- _Records shown_:
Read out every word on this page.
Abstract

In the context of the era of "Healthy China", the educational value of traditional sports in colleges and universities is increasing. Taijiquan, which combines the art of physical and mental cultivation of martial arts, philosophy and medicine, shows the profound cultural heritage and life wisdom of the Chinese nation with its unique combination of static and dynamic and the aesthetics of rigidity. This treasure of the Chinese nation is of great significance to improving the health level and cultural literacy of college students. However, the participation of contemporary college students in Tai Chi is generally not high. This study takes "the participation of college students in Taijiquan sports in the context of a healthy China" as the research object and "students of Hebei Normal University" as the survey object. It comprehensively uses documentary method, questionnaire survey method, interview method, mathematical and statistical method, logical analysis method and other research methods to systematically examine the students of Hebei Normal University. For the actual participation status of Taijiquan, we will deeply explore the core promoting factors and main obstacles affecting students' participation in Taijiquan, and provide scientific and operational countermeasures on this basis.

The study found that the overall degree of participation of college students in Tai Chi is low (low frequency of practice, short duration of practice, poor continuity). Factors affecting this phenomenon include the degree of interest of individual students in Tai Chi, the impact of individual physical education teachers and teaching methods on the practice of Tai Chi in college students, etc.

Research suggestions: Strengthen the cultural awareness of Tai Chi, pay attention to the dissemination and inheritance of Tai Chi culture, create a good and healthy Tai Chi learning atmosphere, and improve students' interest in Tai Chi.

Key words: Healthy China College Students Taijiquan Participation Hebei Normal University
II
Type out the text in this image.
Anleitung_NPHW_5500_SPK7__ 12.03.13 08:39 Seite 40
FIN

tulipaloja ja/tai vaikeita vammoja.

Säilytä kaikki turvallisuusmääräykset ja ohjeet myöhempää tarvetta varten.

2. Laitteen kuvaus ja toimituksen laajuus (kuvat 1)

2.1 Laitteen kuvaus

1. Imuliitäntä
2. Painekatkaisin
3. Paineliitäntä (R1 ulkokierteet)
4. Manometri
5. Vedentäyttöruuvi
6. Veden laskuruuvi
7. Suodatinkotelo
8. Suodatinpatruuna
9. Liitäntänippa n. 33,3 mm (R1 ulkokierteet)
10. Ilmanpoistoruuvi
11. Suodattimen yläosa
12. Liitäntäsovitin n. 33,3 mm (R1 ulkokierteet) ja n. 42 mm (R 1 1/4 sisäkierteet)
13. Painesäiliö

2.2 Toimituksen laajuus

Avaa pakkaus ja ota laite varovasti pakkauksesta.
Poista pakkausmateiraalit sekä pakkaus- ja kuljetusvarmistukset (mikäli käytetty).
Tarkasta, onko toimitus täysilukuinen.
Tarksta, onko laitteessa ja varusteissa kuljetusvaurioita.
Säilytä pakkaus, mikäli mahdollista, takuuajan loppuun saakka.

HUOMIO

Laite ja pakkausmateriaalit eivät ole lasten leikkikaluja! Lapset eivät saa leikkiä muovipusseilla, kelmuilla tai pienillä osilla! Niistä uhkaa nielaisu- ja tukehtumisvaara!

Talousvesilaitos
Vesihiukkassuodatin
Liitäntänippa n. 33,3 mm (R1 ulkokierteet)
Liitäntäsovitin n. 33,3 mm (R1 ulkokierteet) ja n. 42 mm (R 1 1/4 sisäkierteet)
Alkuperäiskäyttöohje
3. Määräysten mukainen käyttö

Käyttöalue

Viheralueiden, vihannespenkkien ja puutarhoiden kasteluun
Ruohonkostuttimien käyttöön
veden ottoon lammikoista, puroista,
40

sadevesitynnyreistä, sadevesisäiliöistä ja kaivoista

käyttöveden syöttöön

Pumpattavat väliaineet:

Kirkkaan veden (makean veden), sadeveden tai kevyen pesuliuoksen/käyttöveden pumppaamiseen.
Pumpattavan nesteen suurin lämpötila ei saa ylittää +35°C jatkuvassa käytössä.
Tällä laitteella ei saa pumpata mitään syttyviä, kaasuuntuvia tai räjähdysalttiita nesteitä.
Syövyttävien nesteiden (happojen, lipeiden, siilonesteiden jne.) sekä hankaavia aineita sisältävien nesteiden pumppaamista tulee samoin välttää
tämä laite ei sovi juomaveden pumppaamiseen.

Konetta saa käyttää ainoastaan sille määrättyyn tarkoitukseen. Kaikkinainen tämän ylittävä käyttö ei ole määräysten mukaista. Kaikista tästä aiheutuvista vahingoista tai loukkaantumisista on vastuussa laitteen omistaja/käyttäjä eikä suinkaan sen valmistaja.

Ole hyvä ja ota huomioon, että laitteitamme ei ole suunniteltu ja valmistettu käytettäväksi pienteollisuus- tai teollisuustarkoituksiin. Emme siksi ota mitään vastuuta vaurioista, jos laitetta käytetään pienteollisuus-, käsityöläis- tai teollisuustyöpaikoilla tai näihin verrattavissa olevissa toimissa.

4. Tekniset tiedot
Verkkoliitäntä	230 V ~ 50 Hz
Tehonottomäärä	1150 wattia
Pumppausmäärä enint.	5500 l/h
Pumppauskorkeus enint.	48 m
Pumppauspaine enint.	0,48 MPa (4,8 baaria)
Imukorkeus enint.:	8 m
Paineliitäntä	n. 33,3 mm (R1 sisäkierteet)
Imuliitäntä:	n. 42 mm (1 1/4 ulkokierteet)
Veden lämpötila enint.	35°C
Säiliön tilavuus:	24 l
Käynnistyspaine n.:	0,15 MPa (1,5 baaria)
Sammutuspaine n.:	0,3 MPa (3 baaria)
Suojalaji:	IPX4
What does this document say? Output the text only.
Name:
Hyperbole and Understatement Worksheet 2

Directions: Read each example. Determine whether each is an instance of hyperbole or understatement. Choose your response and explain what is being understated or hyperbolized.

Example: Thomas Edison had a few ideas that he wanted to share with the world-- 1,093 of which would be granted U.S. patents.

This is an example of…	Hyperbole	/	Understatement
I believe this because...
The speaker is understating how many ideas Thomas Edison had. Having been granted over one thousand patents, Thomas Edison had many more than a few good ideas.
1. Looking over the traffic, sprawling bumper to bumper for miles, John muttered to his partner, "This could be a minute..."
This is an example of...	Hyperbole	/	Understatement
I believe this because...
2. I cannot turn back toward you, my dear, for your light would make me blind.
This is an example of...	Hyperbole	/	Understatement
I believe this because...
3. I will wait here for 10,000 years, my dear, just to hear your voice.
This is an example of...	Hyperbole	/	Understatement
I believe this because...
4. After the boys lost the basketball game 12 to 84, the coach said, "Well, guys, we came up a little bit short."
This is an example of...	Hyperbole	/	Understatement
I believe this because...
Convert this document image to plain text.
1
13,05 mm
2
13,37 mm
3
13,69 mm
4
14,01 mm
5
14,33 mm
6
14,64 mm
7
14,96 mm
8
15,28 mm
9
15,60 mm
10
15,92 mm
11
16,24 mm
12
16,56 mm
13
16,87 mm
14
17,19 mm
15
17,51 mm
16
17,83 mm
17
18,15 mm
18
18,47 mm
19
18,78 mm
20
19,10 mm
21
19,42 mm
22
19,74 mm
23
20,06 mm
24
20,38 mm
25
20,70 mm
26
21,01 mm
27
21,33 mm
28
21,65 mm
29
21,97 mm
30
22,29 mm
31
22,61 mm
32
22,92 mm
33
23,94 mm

- _Directive_:
Give back each line above precisely as it stands.

- _Final answer_:
Read out every word on this page.
Abstract

In the context of the era of "Healthy China", the educational value of traditional sports in colleges and universities is increasing. Taijiquan, which combines the art of physical and mental cultivation of martial arts, philosophy and medicine, shows the profound cultural heritage and life wisdom of the Chinese nation with its unique combination of static and dynamic and the aesthetics of rigidity. This treasure of the Chinese nation is of great significance to improving the health level and cultural literacy of college students. However, the participation of contemporary college students in Tai Chi is generally not high. This study takes "the participation of college students in Taijiquan sports in the context of a healthy China" as the research object and "students of Hebei Normal University" as the survey object. It comprehensively uses documentary method, questionnaire survey method, interview method, mathematical and statistical method, logical analysis method and other research methods to systematically examine the students of Hebei Normal University. For the actual participation status of Taijiquan, we will deeply explore the core promoting factors and main obstacles affecting students' participation in Taijiquan, and provide scientific and operational countermeasures on this basis.

The study found that the overall degree of participation of college students in Tai Chi is low (low frequency of practice, short duration of practice, poor continuity). Factors affecting this phenomenon include the degree of interest of individual students in Tai Chi, the impact of individual physical education teachers and teaching methods on the practice of Tai Chi in college students, etc.

Research suggestions: Strengthen the cultural awareness of Tai Chi, pay attention to the dissemination and inheritance of Tai Chi culture, create a good and healthy Tai Chi learning atmosphere, and improve students' interest in Tai Chi.

Key words: Healthy China College Students Taijiquan Participation Hebei Normal University
II
Type out the text in this image.
Anleitung_NPHW_5500_SPK7__ 12.03.13 08:39 Seite 40
FIN

tulipaloja ja/tai vaikeita vammoja.

Säilytä kaikki turvallisuusmääräykset ja ohjeet myöhempää tarvetta varten.

2. Laitteen kuvaus ja toimituksen laajuus (kuvat 1)

2.1 Laitteen kuvaus

1. Imuliitäntä
2. Painekatkaisin
3. Paineliitäntä (R1 ulkokierteet)
4. Manometri
5. Vedentäyttöruuvi
6. Veden laskuruuvi
7. Suodatinkotelo
8. Suodatinpatruuna
9. Liitäntänippa n. 33,3 mm (R1 ulkokierteet)
10. Ilmanpoistoruuvi
11. Suodattimen yläosa
12. Liitäntäsovitin n. 33,3 mm (R1 ulkokierteet) ja n. 42 mm (R 1 1/4 sisäkierteet)
13. Painesäiliö

2.2 Toimituksen laajuus

Avaa pakkaus ja ota laite varovasti pakkauksesta.
Poista pakkausmateiraalit sekä pakkaus- ja kuljetusvarmistukset (mikäli käytetty).
Tarkasta, onko toimitus täysilukuinen.
Tarksta, onko laitteessa ja varusteissa kuljetusvaurioita.
Säilytä pakkaus, mikäli mahdollista, takuuajan loppuun saakka.

HUOMIO

Laite ja pakkausmateriaalit eivät ole lasten leikkikaluja! Lapset eivät saa leikkiä muovipusseilla, kelmuilla tai pienillä osilla! Niistä uhkaa nielaisu- ja tukehtumisvaara!

Talousvesilaitos
Vesihiukkassuodatin
Liitäntänippa n. 33,3 mm (R1 ulkokierteet)
Liitäntäsovitin n. 33,3 mm (R1 ulkokierteet) ja n. 42 mm (R 1 1/4 sisäkierteet)
Alkuperäiskäyttöohje
3. Määräysten mukainen käyttö

Käyttöalue

Viheralueiden, vihannespenkkien ja puutarhoiden kasteluun
Ruohonkostuttimien käyttöön
veden ottoon lammikoista, puroista,
40

sadevesitynnyreistä, sadevesisäiliöistä ja kaivoista

käyttöveden syöttöön

Pumpattavat väliaineet:

Kirkkaan veden (makean veden), sadeveden tai kevyen pesuliuoksen/käyttöveden pumppaamiseen.
Pumpattavan nesteen suurin lämpötila ei saa ylittää +35°C jatkuvassa käytössä.
Tällä laitteella ei saa pumpata mitään syttyviä, kaasuuntuvia tai räjähdysalttiita nesteitä.
Syövyttävien nesteiden (happojen, lipeiden, siilonesteiden jne.) sekä hankaavia aineita sisältävien nesteiden pumppaamista tulee samoin välttää
tämä laite ei sovi juomaveden pumppaamiseen.

Konetta saa käyttää ainoastaan sille määrättyyn tarkoitukseen. Kaikkinainen tämän ylittävä käyttö ei ole määräysten mukaista. Kaikista tästä aiheutuvista vahingoista tai loukkaantumisista on vastuussa laitteen omistaja/käyttäjä eikä suinkaan sen valmistaja.

Ole hyvä ja ota huomioon, että laitteitamme ei ole suunniteltu ja valmistettu käytettäväksi pienteollisuus- tai teollisuustarkoituksiin. Emme siksi ota mitään vastuuta vaurioista, jos laitetta käytetään pienteollisuus-, käsityöläis- tai teollisuustyöpaikoilla tai näihin verrattavissa olevissa toimissa.

4. Tekniset tiedot
Verkkoliitäntä	230 V ~ 50 Hz
Tehonottomäärä	1150 wattia
Pumppausmäärä enint.	5500 l/h
Pumppauskorkeus enint.	48 m
Pumppauspaine enint.	0,48 MPa (4,8 baaria)
Imukorkeus enint.:	8 m
Paineliitäntä	n. 33,3 mm (R1 sisäkierteet)
Imuliitäntä:	n. 42 mm (1 1/4 ulkokierteet)
Veden lämpötila enint.	35°C
Säiliön tilavuus:	24 l
Käynnistyspaine n.:	0,15 MPa (1,5 baaria)
Sammutuspaine n.:	0,3 MPa (3 baaria)
Suojalaji:	IPX4
What does this document say? Output the text only.
Name:
Hyperbole and Understatement Worksheet 2

Directions: Read each example. Determine whether each is an instance of hyperbole or understatement. Choose your response and explain what is being understated or hyperbolized.

Example: Thomas Edison had a few ideas that he wanted to share with the world-- 1,093 of which would be granted U.S. patents.

This is an example of…	Hyperbole	/	Understatement
I believe this because...
The speaker is understating how many ideas Thomas Edison had. Having been granted over one thousand patents, Thomas Edison had many more than a few good ideas.
1. Looking over the traffic, sprawling bumper to bumper for miles, John muttered to his partner, "This could be a minute..."
This is an example of...	Hyperbole	/	Understatement
I believe this because...
2. I cannot turn back toward you, my dear, for your light would make me blind.
This is an example of...	Hyperbole	/	Understatement
I believe this because...
3. I will wait here for 10,000 years, my dear, just to hear your voice.
This is an example of...	Hyperbole	/	Understatement
I believe this because...
4. After the boys lost the basketball game 12 to 84, the coach said, "Well, guys, we came up a little bit short."
This is an example of...	Hyperbole	/	Understatement
I believe this because...
Convert this document image to plain text.
1
13,05 mm
2
13,37 mm
3
13,69 mm
4
14,01 mm
5
14,33 mm
6
14,64 mm
7
14,96 mm
8
15,28 mm
9
15,60 mm
10
15,92 mm
11
16,24 mm
12
16,56 mm
13
16,87 mm
14
17,19 mm
15
17,51 mm
16
17,83 mm
17
18,15 mm
18
18,47 mm
19
18,78 mm
20
19,10 mm
21
19,42 mm
22
19,74 mm
23
20,06 mm
24
20,38 mm
25
20,70 mm
26
21,01 mm
27
21,33 mm
28
21,65 mm
29
21,97 mm
30
22,29 mm
31
22,61 mm
32
22,92 mm
33
23,94 mm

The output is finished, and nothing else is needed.